What is required: Find and return each line containing "certain".

### Entries provided

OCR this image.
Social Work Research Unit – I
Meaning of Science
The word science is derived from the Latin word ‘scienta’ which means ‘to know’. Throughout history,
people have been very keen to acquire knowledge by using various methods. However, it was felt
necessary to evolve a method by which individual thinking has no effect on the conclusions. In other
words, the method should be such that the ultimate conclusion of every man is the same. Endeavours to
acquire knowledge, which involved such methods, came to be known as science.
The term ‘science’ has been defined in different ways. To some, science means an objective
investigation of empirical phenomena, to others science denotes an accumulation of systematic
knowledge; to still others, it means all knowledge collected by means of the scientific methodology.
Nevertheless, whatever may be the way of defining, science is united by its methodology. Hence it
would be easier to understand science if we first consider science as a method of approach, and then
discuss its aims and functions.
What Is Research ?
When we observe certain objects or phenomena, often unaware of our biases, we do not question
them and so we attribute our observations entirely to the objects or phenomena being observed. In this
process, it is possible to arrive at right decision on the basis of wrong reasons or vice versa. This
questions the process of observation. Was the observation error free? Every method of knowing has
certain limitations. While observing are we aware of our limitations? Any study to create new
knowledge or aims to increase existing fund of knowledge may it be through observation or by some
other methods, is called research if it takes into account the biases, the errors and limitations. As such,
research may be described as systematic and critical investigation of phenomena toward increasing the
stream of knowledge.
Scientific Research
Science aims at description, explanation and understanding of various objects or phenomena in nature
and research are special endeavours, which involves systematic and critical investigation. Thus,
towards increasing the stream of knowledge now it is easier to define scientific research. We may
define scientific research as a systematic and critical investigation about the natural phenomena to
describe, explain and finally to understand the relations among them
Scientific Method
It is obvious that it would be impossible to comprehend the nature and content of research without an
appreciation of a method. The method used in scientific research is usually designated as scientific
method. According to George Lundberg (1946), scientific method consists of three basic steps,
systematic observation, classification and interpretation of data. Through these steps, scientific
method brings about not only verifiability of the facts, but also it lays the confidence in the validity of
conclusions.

######

Full response:
When we observe certain objects or phenomena, often unaware of our biases, we do not question
certain limitations. While observing are we aware of our limitations? Any study to create new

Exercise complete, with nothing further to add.